- The problem -
Rewrite every line of the items below as one numbered list, leaving out any blank lines.

- Data to process -
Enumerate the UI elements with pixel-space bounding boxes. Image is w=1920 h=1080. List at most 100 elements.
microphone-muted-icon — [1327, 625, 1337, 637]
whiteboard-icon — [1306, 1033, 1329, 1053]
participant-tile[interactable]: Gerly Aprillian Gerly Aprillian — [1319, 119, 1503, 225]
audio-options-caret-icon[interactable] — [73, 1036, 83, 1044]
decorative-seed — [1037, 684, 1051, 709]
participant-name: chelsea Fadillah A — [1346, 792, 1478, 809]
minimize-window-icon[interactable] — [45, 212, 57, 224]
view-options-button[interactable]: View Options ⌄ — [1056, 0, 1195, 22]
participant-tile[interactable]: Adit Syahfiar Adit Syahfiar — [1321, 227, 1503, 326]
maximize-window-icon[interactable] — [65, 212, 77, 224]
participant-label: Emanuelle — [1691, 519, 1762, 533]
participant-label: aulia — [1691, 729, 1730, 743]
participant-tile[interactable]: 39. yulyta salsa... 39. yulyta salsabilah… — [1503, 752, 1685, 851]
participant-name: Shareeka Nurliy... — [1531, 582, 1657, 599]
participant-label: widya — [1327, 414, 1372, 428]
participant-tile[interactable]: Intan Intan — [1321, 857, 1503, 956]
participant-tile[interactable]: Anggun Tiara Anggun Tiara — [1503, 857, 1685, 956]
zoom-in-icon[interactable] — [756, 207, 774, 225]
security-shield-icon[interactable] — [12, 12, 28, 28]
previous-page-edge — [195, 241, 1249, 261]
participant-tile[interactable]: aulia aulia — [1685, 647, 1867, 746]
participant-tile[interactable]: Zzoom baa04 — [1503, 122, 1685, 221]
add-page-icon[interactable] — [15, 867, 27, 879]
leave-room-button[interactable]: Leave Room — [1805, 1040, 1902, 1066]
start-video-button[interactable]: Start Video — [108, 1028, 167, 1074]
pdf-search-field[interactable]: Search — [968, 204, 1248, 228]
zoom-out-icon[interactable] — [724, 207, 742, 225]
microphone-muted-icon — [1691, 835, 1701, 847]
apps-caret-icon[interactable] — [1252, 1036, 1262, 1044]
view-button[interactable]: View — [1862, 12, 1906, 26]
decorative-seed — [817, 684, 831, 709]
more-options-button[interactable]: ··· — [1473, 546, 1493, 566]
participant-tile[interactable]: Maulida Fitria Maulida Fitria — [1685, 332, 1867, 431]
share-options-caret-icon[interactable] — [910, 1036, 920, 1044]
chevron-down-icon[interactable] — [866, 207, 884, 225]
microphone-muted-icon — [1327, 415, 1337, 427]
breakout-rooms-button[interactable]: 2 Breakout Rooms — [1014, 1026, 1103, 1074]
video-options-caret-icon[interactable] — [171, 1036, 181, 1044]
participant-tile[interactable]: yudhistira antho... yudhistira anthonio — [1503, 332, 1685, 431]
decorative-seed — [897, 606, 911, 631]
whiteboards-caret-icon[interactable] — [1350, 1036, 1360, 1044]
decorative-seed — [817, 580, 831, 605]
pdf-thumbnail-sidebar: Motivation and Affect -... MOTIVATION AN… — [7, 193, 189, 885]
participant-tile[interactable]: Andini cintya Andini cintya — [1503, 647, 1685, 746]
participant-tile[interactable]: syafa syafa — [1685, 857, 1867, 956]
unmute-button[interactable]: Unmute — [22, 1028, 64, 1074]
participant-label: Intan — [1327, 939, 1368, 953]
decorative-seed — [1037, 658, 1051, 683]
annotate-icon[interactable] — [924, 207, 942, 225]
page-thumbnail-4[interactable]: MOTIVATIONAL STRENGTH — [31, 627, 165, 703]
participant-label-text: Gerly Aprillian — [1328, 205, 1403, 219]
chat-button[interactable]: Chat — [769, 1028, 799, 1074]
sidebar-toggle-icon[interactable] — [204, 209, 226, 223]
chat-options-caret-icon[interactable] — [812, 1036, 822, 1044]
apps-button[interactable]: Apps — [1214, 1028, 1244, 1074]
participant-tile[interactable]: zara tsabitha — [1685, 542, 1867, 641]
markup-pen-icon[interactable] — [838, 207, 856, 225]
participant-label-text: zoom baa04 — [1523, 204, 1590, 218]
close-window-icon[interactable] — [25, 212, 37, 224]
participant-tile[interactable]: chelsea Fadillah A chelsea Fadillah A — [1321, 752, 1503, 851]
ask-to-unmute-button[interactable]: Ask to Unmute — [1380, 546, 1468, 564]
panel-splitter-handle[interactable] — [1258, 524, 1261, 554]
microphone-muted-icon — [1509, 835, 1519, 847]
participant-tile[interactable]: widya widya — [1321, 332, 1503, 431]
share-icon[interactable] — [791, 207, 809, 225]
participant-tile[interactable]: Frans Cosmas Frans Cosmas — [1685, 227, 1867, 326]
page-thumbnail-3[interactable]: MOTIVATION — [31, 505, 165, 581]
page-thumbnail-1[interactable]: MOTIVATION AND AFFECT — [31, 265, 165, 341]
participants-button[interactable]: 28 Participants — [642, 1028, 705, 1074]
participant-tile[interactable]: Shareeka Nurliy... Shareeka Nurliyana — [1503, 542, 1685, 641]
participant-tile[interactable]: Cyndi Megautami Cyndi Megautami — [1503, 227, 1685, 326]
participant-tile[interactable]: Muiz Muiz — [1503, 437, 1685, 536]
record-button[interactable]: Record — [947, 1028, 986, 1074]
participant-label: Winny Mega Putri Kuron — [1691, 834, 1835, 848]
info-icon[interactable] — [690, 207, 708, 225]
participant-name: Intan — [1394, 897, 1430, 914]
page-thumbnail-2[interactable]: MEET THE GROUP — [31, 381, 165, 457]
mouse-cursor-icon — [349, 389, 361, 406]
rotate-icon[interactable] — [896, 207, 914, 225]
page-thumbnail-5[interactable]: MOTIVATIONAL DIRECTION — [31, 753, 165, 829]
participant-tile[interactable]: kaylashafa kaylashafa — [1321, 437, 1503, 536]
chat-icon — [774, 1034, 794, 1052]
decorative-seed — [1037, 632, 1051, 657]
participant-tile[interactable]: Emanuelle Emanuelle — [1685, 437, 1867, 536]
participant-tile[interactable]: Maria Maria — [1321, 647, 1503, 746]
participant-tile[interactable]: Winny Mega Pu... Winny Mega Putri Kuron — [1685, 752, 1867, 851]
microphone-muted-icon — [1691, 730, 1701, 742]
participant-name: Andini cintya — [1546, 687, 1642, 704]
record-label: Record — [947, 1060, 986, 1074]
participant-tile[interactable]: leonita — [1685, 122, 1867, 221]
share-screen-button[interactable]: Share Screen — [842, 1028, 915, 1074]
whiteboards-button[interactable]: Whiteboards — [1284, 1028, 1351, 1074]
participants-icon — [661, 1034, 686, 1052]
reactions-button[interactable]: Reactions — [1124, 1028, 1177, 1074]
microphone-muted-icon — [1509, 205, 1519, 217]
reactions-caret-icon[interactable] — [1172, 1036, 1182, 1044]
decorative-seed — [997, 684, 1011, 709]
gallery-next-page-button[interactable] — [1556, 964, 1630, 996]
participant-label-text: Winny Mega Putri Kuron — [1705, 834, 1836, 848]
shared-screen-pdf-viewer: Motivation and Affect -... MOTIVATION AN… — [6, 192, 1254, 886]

- Answer to the problem -
1. Enumerate the UI elements with pixel-space bounding boxes. Image is w=1920 h=1080. List at most 100 elements.
2. microphone-muted-icon — [1327, 625, 1337, 637]
3. whiteboard-icon — [1306, 1033, 1329, 1053]
4. participant-tile[interactable]: Gerly Aprillian Gerly Aprillian — [1319, 119, 1503, 225]
5. audio-options-caret-icon[interactable] — [73, 1036, 83, 1044]
6. decorative-seed — [1037, 684, 1051, 709]
7. participant-name: chelsea Fadillah A — [1346, 792, 1478, 809]
8. minimize-window-icon[interactable] — [45, 212, 57, 224]
9. view-options-button[interactable]: View Options ⌄ — [1056, 0, 1195, 22]
10. participant-tile[interactable]: Adit Syahfiar Adit Syahfiar — [1321, 227, 1503, 326]
11. maximize-window-icon[interactable] — [65, 212, 77, 224]
12. participant-label: Emanuelle — [1691, 519, 1762, 533]
13. participant-label: aulia — [1691, 729, 1730, 743]
14. participant-tile[interactable]: 39. yulyta salsa... 39. yulyta salsabilah… — [1503, 752, 1685, 851]
15. participant-name: Shareeka Nurliy... — [1531, 582, 1657, 599]
16. participant-label: widya — [1327, 414, 1372, 428]
17. participant-tile[interactable]: Intan Intan — [1321, 857, 1503, 956]
18. participant-tile[interactable]: Anggun Tiara Anggun Tiara — [1503, 857, 1685, 956]
19. zoom-in-icon[interactable] — [756, 207, 774, 225]
20. security-shield-icon[interactable] — [12, 12, 28, 28]
21. previous-page-edge — [195, 241, 1249, 261]
22. participant-tile[interactable]: aulia aulia — [1685, 647, 1867, 746]
23. participant-tile[interactable]: Zzoom baa04 — [1503, 122, 1685, 221]
24. add-page-icon[interactable] — [15, 867, 27, 879]
25. leave-room-button[interactable]: Leave Room — [1805, 1040, 1902, 1066]
26. start-video-button[interactable]: Start Video — [108, 1028, 167, 1074]
27. pdf-search-field[interactable]: Search — [968, 204, 1248, 228]
28. zoom-out-icon[interactable] — [724, 207, 742, 225]
29. microphone-muted-icon — [1691, 835, 1701, 847]
30. apps-caret-icon[interactable] — [1252, 1036, 1262, 1044]
31. view-button[interactable]: View — [1862, 12, 1906, 26]
32. decorative-seed — [817, 684, 831, 709]
33. more-options-button[interactable]: ··· — [1473, 546, 1493, 566]
34. participant-tile[interactable]: Maulida Fitria Maulida Fitria — [1685, 332, 1867, 431]
35. share-options-caret-icon[interactable] — [910, 1036, 920, 1044]
36. chevron-down-icon[interactable] — [866, 207, 884, 225]
37. microphone-muted-icon — [1327, 415, 1337, 427]
38. breakout-rooms-button[interactable]: 2 Breakout Rooms — [1014, 1026, 1103, 1074]
39. video-options-caret-icon[interactable] — [171, 1036, 181, 1044]
40. participant-tile[interactable]: yudhistira antho... yudhistira anthonio — [1503, 332, 1685, 431]
41. decorative-seed — [897, 606, 911, 631]
42. whiteboards-caret-icon[interactable] — [1350, 1036, 1360, 1044]
43. decorative-seed — [817, 580, 831, 605]
44. pdf-thumbnail-sidebar: Motivation and Affect -... MOTIVATION AN… — [7, 193, 189, 885]
45. participant-tile[interactable]: Andini cintya Andini cintya — [1503, 647, 1685, 746]
46. participant-tile[interactable]: syafa syafa — [1685, 857, 1867, 956]
47. unmute-button[interactable]: Unmute — [22, 1028, 64, 1074]
48. participant-label: Intan — [1327, 939, 1368, 953]
49. decorative-seed — [1037, 658, 1051, 683]
50. annotate-icon[interactable] — [924, 207, 942, 225]
51. page-thumbnail-4[interactable]: MOTIVATIONAL STRENGTH — [31, 627, 165, 703]
52. participant-label-text: Gerly Aprillian — [1328, 205, 1403, 219]
53. chat-button[interactable]: Chat — [769, 1028, 799, 1074]
54. sidebar-toggle-icon[interactable] — [204, 209, 226, 223]
55. chat-options-caret-icon[interactable] — [812, 1036, 822, 1044]
56. apps-button[interactable]: Apps — [1214, 1028, 1244, 1074]
57. participant-tile[interactable]: zara tsabitha — [1685, 542, 1867, 641]
58. markup-pen-icon[interactable] — [838, 207, 856, 225]
59. participant-label-text: zoom baa04 — [1523, 204, 1590, 218]
60. close-window-icon[interactable] — [25, 212, 37, 224]
61. participant-tile[interactable]: chelsea Fadillah A chelsea Fadillah A — [1321, 752, 1503, 851]
62. ask-to-unmute-button[interactable]: Ask to Unmute — [1380, 546, 1468, 564]
63. panel-splitter-handle[interactable] — [1258, 524, 1261, 554]
64. microphone-muted-icon — [1509, 835, 1519, 847]
65. participant-tile[interactable]: widya widya — [1321, 332, 1503, 431]
66. share-icon[interactable] — [791, 207, 809, 225]
67. participant-tile[interactable]: Frans Cosmas Frans Cosmas — [1685, 227, 1867, 326]
68. page-thumbnail-3[interactable]: MOTIVATION — [31, 505, 165, 581]
69. page-thumbnail-1[interactable]: MOTIVATION AND AFFECT — [31, 265, 165, 341]
70. participants-button[interactable]: 28 Participants — [642, 1028, 705, 1074]
71. participant-tile[interactable]: Shareeka Nurliy... Shareeka Nurliyana — [1503, 542, 1685, 641]
72. participant-tile[interactable]: Cyndi Megautami Cyndi Megautami — [1503, 227, 1685, 326]
73. participant-tile[interactable]: Muiz Muiz — [1503, 437, 1685, 536]
74. record-button[interactable]: Record — [947, 1028, 986, 1074]
75. participant-label: Winny Mega Putri Kuron — [1691, 834, 1835, 848]
76. info-icon[interactable] — [690, 207, 708, 225]
77. participant-name: Intan — [1394, 897, 1430, 914]
78. page-thumbnail-2[interactable]: MEET THE GROUP — [31, 381, 165, 457]
79. mouse-cursor-icon — [349, 389, 361, 406]
80. rotate-icon[interactable] — [896, 207, 914, 225]
81. page-thumbnail-5[interactable]: MOTIVATIONAL DIRECTION — [31, 753, 165, 829]
82. participant-tile[interactable]: kaylashafa kaylashafa — [1321, 437, 1503, 536]
83. chat-icon — [774, 1034, 794, 1052]
84. decorative-seed — [1037, 632, 1051, 657]
85. participant-tile[interactable]: Emanuelle Emanuelle — [1685, 437, 1867, 536]
86. participant-tile[interactable]: Maria Maria — [1321, 647, 1503, 746]
87. participant-tile[interactable]: Winny Mega Pu... Winny Mega Putri Kuron — [1685, 752, 1867, 851]
88. microphone-muted-icon — [1691, 730, 1701, 742]
89. participant-name: Andini cintya — [1546, 687, 1642, 704]
90. record-label: Record — [947, 1060, 986, 1074]
91. participant-tile[interactable]: leonita — [1685, 122, 1867, 221]
92. share-screen-button[interactable]: Share Screen — [842, 1028, 915, 1074]
93. whiteboards-button[interactable]: Whiteboards — [1284, 1028, 1351, 1074]
94. participants-icon — [661, 1034, 686, 1052]
95. reactions-button[interactable]: Reactions — [1124, 1028, 1177, 1074]
96. microphone-muted-icon — [1509, 205, 1519, 217]
97. reactions-caret-icon[interactable] — [1172, 1036, 1182, 1044]
98. decorative-seed — [997, 684, 1011, 709]
99. gallery-next-page-button[interactable] — [1556, 964, 1630, 996]
100. participant-label-text: Winny Mega Putri Kuron — [1705, 834, 1836, 848]
101. shared-screen-pdf-viewer: Motivation and Affect -... MOTIVATION AN… — [6, 192, 1254, 886]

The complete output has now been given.